YOUR TASK: Filter the entries below, keeping every line that has the word "Evolution".

================

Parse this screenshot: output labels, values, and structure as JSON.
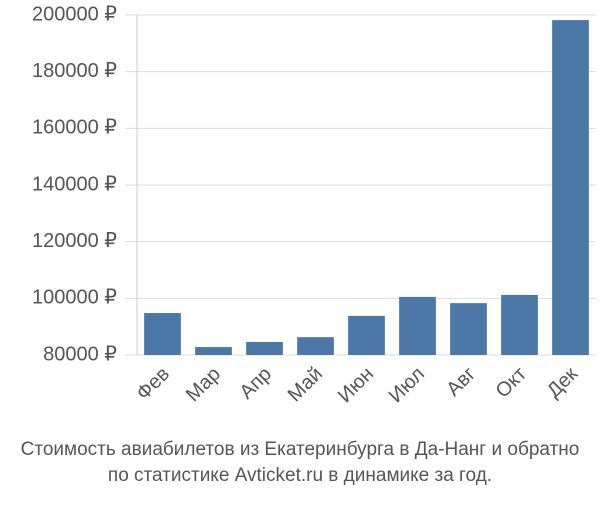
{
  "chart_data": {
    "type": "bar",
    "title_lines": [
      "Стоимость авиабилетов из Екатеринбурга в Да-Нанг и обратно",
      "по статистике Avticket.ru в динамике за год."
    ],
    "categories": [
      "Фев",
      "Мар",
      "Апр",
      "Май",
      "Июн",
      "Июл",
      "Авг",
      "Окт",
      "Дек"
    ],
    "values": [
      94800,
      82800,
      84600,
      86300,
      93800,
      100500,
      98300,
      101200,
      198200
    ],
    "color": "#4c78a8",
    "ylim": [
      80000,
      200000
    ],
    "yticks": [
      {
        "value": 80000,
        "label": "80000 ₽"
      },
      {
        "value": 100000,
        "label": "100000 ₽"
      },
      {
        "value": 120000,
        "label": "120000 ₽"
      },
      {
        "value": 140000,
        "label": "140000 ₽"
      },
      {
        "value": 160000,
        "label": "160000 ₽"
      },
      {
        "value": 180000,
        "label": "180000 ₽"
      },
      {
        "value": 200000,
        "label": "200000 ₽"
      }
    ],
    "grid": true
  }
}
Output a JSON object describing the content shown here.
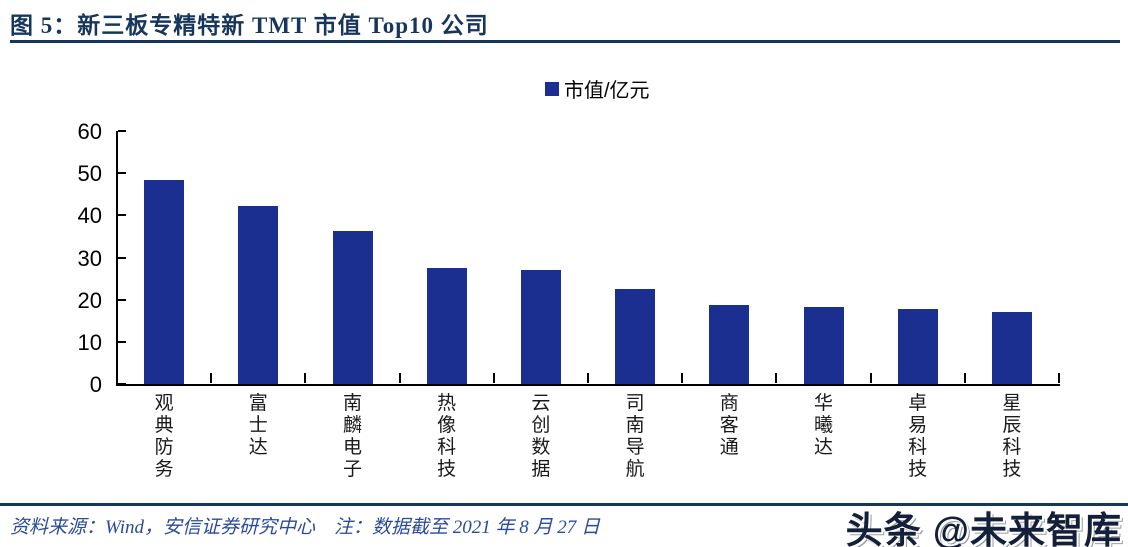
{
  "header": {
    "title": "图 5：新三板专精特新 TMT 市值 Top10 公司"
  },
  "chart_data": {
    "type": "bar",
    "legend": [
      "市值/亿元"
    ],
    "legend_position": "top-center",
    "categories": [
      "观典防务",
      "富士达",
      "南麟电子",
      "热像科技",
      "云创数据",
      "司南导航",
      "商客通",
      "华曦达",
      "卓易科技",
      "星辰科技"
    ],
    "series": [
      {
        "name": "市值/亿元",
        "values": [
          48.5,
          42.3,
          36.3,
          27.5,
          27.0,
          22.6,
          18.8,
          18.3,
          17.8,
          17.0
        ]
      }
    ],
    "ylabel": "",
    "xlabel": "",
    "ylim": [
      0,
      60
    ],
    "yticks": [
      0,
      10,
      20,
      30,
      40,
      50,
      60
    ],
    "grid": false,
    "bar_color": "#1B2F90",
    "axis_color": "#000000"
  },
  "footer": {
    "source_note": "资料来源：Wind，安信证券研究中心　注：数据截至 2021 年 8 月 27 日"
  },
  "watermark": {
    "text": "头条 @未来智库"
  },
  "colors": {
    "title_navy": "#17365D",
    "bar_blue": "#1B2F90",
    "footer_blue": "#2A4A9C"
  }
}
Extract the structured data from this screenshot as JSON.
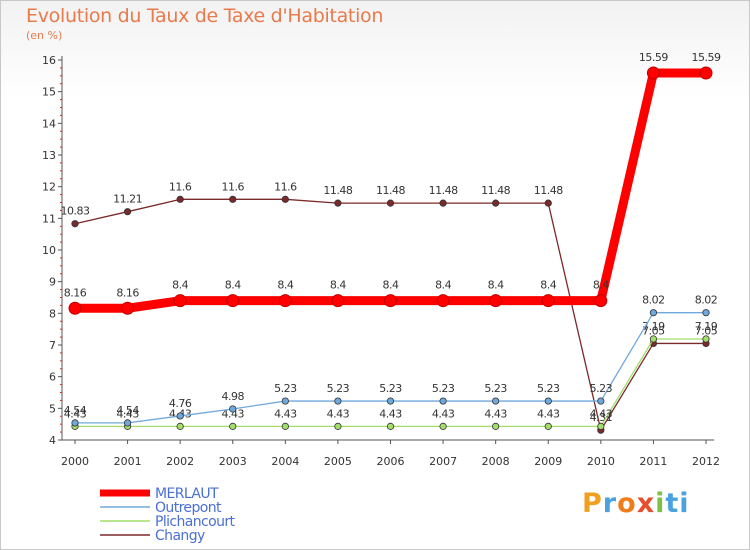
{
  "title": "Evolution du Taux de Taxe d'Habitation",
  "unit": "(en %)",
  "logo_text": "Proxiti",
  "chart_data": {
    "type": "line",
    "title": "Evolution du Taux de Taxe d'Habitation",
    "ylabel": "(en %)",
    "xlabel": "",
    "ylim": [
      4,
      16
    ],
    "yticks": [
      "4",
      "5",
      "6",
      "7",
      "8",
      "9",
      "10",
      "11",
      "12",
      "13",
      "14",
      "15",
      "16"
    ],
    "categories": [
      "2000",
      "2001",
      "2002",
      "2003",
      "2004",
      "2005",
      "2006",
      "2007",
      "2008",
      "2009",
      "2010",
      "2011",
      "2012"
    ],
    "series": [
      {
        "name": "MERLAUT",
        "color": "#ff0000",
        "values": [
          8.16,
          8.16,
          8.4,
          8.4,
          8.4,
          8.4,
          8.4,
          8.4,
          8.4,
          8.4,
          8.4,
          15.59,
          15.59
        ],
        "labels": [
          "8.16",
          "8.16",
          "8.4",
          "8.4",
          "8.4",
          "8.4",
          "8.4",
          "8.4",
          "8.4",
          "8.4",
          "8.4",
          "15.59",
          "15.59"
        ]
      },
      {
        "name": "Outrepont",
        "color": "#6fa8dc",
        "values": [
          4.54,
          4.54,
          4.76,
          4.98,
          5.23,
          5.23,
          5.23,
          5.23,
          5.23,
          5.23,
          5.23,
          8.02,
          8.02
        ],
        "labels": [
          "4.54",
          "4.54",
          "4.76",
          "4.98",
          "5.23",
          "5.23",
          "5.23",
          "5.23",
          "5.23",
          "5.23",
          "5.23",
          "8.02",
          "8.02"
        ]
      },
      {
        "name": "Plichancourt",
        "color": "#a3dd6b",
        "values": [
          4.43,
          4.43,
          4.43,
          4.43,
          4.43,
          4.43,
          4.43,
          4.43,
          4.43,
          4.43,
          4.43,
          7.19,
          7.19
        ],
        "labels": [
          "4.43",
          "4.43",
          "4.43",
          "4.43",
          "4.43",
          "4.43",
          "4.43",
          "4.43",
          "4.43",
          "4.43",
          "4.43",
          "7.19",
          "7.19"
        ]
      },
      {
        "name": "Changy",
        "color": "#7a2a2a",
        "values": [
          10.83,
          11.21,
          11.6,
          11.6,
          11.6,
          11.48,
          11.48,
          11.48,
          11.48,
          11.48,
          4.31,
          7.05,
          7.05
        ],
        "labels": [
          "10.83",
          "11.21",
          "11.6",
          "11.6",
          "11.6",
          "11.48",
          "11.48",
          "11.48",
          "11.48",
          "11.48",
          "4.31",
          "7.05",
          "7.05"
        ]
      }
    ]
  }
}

================

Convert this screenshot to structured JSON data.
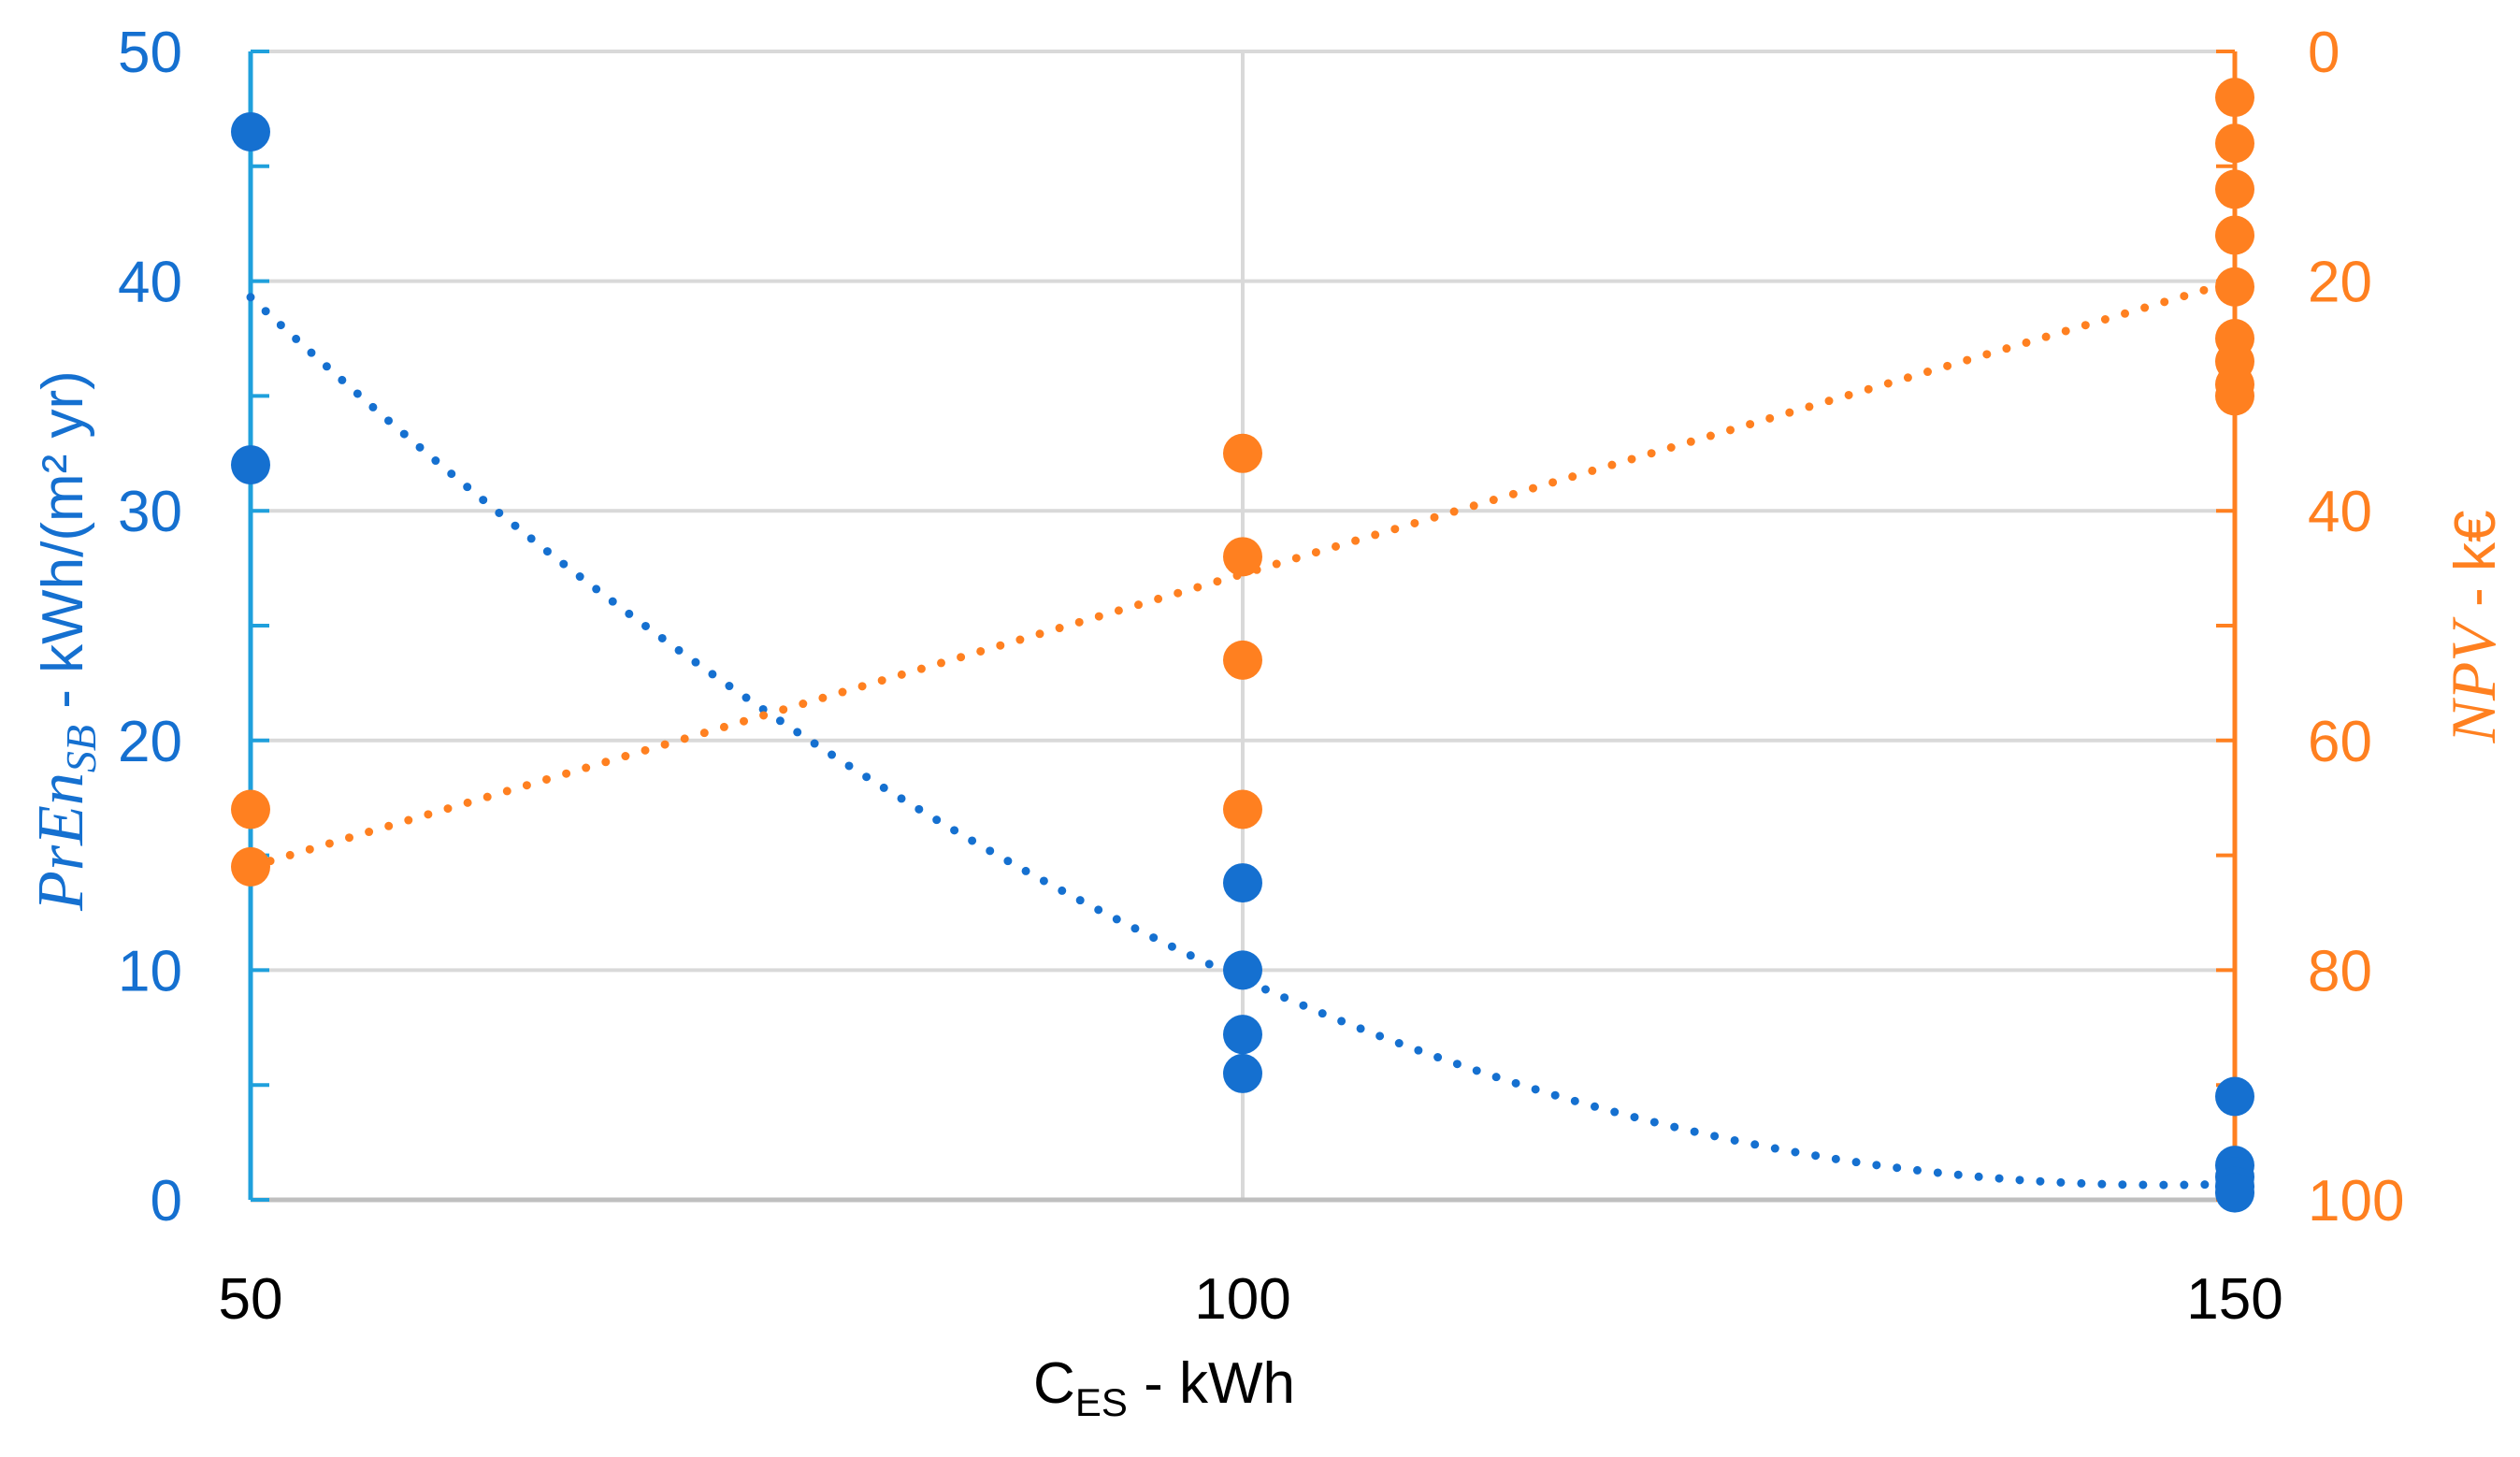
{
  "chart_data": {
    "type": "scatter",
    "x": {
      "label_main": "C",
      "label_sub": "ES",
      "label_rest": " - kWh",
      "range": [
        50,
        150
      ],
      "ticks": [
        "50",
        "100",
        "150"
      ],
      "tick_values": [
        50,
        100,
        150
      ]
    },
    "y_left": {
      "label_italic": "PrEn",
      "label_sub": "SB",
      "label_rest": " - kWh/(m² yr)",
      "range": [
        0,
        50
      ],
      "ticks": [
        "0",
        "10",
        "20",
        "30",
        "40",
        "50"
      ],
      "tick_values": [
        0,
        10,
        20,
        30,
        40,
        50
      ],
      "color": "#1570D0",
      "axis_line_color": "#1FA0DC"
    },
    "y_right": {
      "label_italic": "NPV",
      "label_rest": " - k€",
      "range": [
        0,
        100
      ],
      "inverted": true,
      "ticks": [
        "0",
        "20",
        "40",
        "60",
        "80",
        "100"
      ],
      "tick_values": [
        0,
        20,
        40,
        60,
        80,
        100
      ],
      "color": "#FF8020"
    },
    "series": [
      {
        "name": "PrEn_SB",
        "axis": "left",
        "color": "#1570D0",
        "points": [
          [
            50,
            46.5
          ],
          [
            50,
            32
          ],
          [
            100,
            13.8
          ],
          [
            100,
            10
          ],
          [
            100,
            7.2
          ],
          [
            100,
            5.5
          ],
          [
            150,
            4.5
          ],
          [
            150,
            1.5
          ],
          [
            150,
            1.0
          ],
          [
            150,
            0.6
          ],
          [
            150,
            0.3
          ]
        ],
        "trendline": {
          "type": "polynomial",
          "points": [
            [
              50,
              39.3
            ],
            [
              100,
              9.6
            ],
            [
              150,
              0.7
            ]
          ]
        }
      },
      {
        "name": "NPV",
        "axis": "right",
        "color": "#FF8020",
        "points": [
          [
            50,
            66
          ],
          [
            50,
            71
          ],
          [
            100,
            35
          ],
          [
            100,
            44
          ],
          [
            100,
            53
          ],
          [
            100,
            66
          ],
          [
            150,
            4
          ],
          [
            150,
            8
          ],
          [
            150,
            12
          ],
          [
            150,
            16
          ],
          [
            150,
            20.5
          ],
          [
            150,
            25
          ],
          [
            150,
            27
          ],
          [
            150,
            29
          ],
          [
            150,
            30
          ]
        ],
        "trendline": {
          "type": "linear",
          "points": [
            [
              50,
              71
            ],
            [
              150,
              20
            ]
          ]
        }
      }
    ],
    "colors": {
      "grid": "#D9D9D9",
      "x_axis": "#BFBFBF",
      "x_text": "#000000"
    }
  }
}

================

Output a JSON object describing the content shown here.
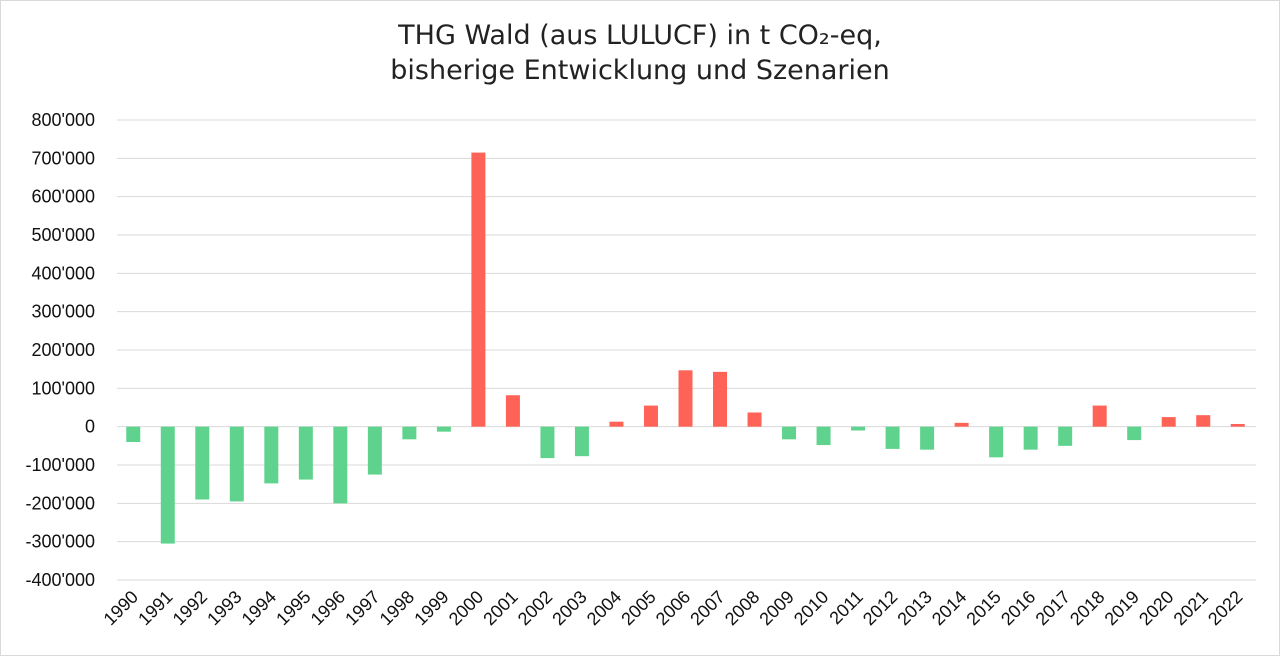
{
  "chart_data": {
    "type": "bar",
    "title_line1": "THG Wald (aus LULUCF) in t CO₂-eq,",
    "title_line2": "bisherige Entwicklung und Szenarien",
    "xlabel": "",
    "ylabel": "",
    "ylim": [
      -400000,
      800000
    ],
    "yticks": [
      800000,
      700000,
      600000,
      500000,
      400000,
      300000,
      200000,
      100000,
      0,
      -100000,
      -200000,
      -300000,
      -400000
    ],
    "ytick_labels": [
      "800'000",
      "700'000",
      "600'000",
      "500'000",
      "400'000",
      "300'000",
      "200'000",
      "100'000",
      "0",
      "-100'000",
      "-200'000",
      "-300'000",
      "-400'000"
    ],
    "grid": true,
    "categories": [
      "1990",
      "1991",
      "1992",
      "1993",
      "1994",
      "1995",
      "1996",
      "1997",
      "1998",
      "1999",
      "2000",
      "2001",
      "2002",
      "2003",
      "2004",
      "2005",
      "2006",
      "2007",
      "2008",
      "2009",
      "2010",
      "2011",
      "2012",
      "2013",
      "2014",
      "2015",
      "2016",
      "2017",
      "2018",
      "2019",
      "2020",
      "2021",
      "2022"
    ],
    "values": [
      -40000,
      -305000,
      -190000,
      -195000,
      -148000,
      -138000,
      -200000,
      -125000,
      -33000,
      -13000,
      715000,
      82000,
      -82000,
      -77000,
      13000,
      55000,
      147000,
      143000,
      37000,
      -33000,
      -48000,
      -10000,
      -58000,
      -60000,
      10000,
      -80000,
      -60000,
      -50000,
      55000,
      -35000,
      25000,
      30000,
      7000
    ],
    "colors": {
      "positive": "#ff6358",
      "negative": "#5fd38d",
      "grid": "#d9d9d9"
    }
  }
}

================

SOLUTION TO THIS EXERCISE:
  "title": "Evolution du Taux de Taxe d'Habitation",
    "title": "Evolution du Taux de Taxe d'Habitation",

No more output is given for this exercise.